══ Data lines ══

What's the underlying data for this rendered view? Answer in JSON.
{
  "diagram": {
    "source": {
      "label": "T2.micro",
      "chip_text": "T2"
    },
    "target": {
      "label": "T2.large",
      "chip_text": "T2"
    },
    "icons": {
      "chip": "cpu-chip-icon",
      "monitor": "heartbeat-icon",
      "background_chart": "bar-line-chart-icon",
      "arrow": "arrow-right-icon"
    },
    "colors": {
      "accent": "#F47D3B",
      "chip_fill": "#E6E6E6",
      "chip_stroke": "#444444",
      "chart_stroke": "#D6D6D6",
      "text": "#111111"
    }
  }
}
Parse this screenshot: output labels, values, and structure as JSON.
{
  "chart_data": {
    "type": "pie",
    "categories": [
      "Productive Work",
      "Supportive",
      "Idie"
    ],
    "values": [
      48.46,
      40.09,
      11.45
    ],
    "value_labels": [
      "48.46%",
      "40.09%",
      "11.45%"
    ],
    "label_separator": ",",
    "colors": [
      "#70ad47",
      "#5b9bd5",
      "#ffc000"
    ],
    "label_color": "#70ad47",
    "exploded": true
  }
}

═══

Task goal:
Set down nothing but the lines from the one with "Parse this screenshot: output" through the end of the records, keeping each line exactly as written and including both ends.

Exercise output:
Parse this screenshot: output labels, values, and structure as JSON.
{
  "chart_data": {
    "type": "pie",
    "categories": [
      "Productive Work",
      "Supportive",
      "Idie"
    ],
    "values": [
      48.46,
      40.09,
      11.45
    ],
    "value_labels": [
      "48.46%",
      "40.09%",
      "11.45%"
    ],
    "label_separator": ",",
    "colors": [
      "#70ad47",
      "#5b9bd5",
      "#ffc000"
    ],
    "label_color": "#70ad47",
    "exploded": true
  }
}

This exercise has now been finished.